EXERCISE GOAL: From the Mannheim MBA account, list every company the writer mentions in connection with their own job search, whether as an invitation, an offer, or an interview.

TEXT SHOWN:
My MBA Experience at Mannheim Business School


I just graduated from Mannheim Business School. And I think it would be helpful to people who are interested in becoming a Mannheimer to know what they would expect here.

*****Job prospects after the MBA*****

Though it is not easy to find a good job due to the sagging economy, most of our classmates already secured an MBA-level job. I think a few of them are struggling a little bit, but it is just a matter a time for them to get something, and good news do come from time to time.

The major recruiters for Mannheim-MBA graduates are:

Bosch
Amazon
General Motors
Bombardier
KPMG
Monitor Deloitte
EY
SAP
Freudenberg
Merck
Other relatively unknown SMEs
A few NGOs
A few small IT consulting firms

No way or nearly impossible to get in first-tier consulting firms such as MBB. Second-tier ones such as big four and Accenture are possible but not easy. I got invitations from KPMG and NTT Data, but did not go to the interviews at that time as I already had offers from Bosch, Microsoft. I interviewed with Accenture, Deloitte Digital but they rejected me after 5 rounds of interview. I speak at least C1-level German, but still not good enough for them because their clients are mainly German SMEs located in villages in the middle of nowhere. However, those firms, including MBB, love to recruit undergraduates from the university.

A few classmates are still actively seeking for jobs and having interviews in Germany, a few went back home directly after graduation and did find a decent job out there, a few give up searching for jobs in Germany and now start to look for opportunities in their home countries or somewhere else, a few classmates are doing internships, and I think it could be a good way for them to land a job thereafter. Luckily they all have the 18 months visa. I firmly believe that they will find something eventually based on what happened to the previous batch, it is indeed just a matter of time and luck.

The career service did a decent job in terms of finding potential recruiters for the MBA students. At the beginning we complained a lot because it did not look as beautiful as it should be. But they tried really hard. I guess it is not their problem because generally speaking, German companies do not want to recruit MBA students and pay high salaries for them. I guess this situation won't get better even in 10 years. That's why we use "Mannheim" significantly more than "MBA" when we were looking for jobs because Mannheim is a brand name here. I agree that it is more of a student-driven job market instead of a recruiter-driven market. It all depends on how good you are or how you sell yourself in the interviews especially when you do not speak German.

EXTRACTED ENTRIES:
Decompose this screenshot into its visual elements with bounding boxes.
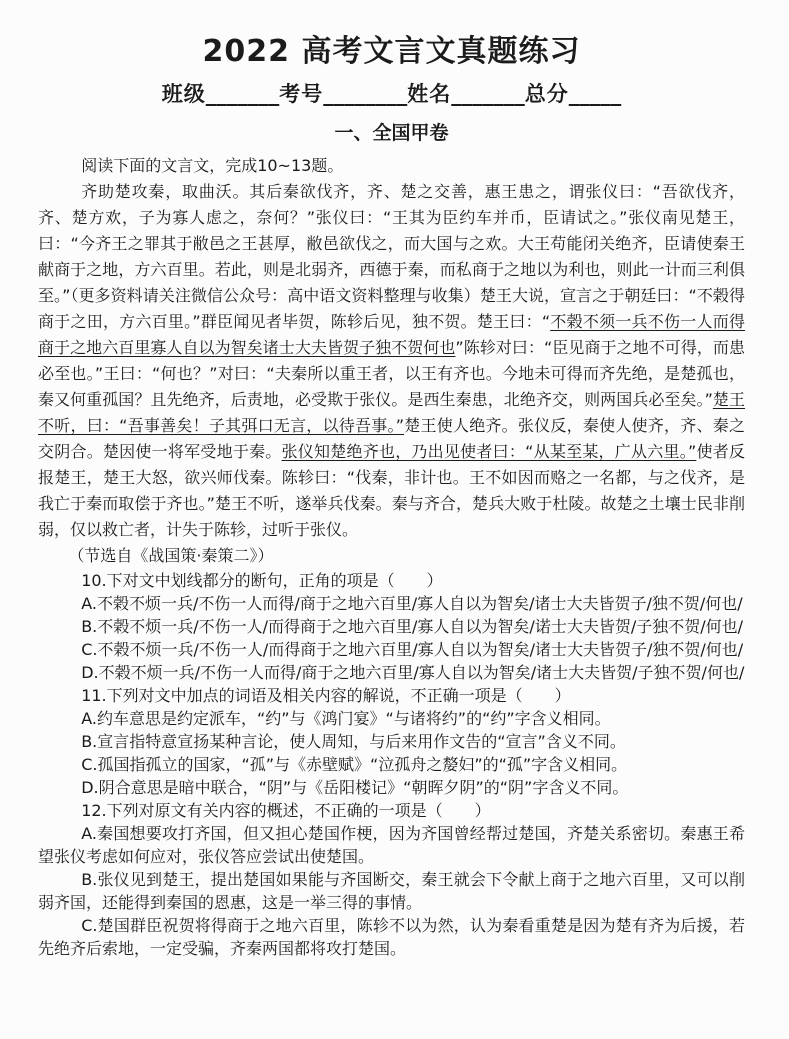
question-option: A.不榖不烦一兵/不伤一人而得/商于之地六百里/寡人自以为智矣/诸士大夫皆贺子/独不贺/何也/ (81, 594, 743, 613)
info-field-label: 班级 (161, 82, 206, 106)
info-field-blank: _______ (205, 82, 280, 106)
passage-text (38, 179, 745, 543)
passage-underlined-segment: 张仪知楚绝齐也，乃出见使者曰：“从某至某，广从六里。” (281, 442, 697, 461)
question-stem: 12.下列对原文有关内容的概述，不正确的一项是（ ） (81, 801, 491, 820)
question-option: B.张仪见到楚王，提出楚国如果能与齐国断交，秦王就会下令献上商于之地六百里，又可以削弱齐国，还能得到秦国的恩惠，这是一举三得的事情。 (38, 870, 745, 912)
intro-text: 阅读下面的文言文，完成10~13题。 (81, 156, 344, 175)
question-option: B.宣言指特意宣扬某种言论，使人周知，与后来用作文告的“宣言”含义不同。 (81, 732, 626, 751)
question-option: C.楚国群臣祝贺将得商于之地六百里，陈轸不以为然，认为秦看重楚是因为楚有齐为后援，若先绝齐后索地，一定受骗，齐秦两国都将攻打楚国。 (38, 916, 745, 958)
info-field-blank: _______ (451, 82, 525, 106)
info-field-blank: ________ (323, 82, 408, 106)
passage-segment: 齐助楚攻秦，取曲沃。其后秦欲伐齐，齐、楚之交善，惠王患之，谓张仪曰：“吾欲伐齐，齐、楚方欢，子为寡人虑之，奈何？”张仪曰：“王其为臣约车并币，臣请试之。”张仪南见楚王，曰：“今齐王之罪其于敝邑之王甚厚，敝邑欲伐之，而大国与之欢。大王苟能闭关绝齐，臣请使秦王献商于之地，方六百里。若此，则是北弱齐，西德于秦，而私商于之地以为利也，则此一计而三利俱至。”（更多资料请关注微信公众号：高中语文资料整理与收集）楚王大说，宣言之于朝廷曰：“不榖得商于之田，方六百里。”群臣闻见者毕贺，陈轸后见，独不贺。楚王曰：“ (38, 182, 745, 331)
question-option: C.孤国指孤立的国家，“孤”与《赤壁赋》“泣孤舟之嫠妇”的“孤”字含义相同。 (81, 755, 628, 774)
info-field-blank: _____ (568, 82, 622, 106)
info-field-label: 姓名 (407, 82, 452, 106)
student-info-line (38, 78, 745, 108)
question-option: D.阴合意思是暗中联合，“阴”与《岳阳楼记》“朝晖夕阴”的“阴”字含义不同。 (81, 778, 629, 797)
question-stem: 10.下对文中划线都分的断句，正角的项是（ ） (81, 571, 443, 590)
passage-segment: 楚王使人绝齐。张仪反，秦使人使齐，齐、秦之交阴合。楚因使一将军受地于秦。 (38, 416, 745, 461)
section-heading: 一、全国甲卷 (334, 122, 449, 144)
info-field-label: 考号 (279, 82, 324, 106)
passage-segment: ”陈轸对曰：“臣见商于之地不可得，而患必至也。”王曰：“何也？”对曰：“夫秦所以重王者，以王有齐也。今地未可得而齐先绝，是楚孤也，秦又何重孤国？且先绝齐，后责地，必受欺于张仪。是西生秦患，北绝齐交，则两国兵必至矣。” (38, 338, 745, 409)
question-option: D.不榖不烦一兵/不伤一人而得/商于之地六百里/寡人自以为智矣/诸士大夫皆贺/子独不贺/何也/ (81, 663, 745, 682)
info-field-label: 总分 (524, 82, 569, 106)
question-option: C.不榖不烦一兵/不伤一人/而得商于之地六百里/寡人自以为智矣/诸士大夫皆贺子/独不贺/何也/ (81, 640, 744, 659)
passage-underlined-segment: 不榖不须一兵不伤一人而得商于之地六百里寡人自以为智矣诸士大夫皆贺子独不贺何也 (38, 312, 745, 357)
page-title: 2022 高考文言文真题练习 (202, 34, 581, 69)
passage-segment: 使者反报楚王，楚王大怒，欲兴师伐秦。陈轸曰：“伐秦，非计也。王不如因而赂之一名都，与之伐齐，是我亡于秦而取偿于齐也。”楚王不听，遂举兵伐秦。秦与齐合，楚兵大败于杜陵。故楚之土壤士民非削弱，仅以救亡者，计失于陈轸，过听于张仪。 (38, 442, 745, 539)
question-option: A.约车意思是约定派车，“约”与《鸿门宴》“与诸将约”的“约”字含义相同。 (81, 709, 611, 728)
question-stem: 11.下列对文中加点的词语及相关内容的解说，不正确一项是（ ） (81, 686, 571, 705)
passage-source: （节选自《战国策·秦策二》） (68, 546, 274, 565)
questions-section (38, 569, 745, 960)
question-option: A.秦国想要攻打齐国，但又担心楚国作梗，因为齐国曾经帮过楚国，齐楚关系密切。秦惠王希望张仪考虑如何应对，张仪答应尝试出使楚国。 (38, 824, 745, 866)
question-option: B.不榖不烦一兵/不伤一人/而得商于之地六百里/寡人自以为智矣/诺士大夫皆贺/子独不贺/何也/ (81, 617, 743, 636)
passage-underlined-segment: 楚王不听，曰：“吾事善矣！子其弭口无言，以待吾事。” (38, 390, 745, 435)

RESPONSE TO THIS TASK:
- KPMG (invitation)
- NTT Data (invitation)
- Bosch (offer)
- Microsoft (offer)
- Accenture (interview)
- Deloitte Digital (interview)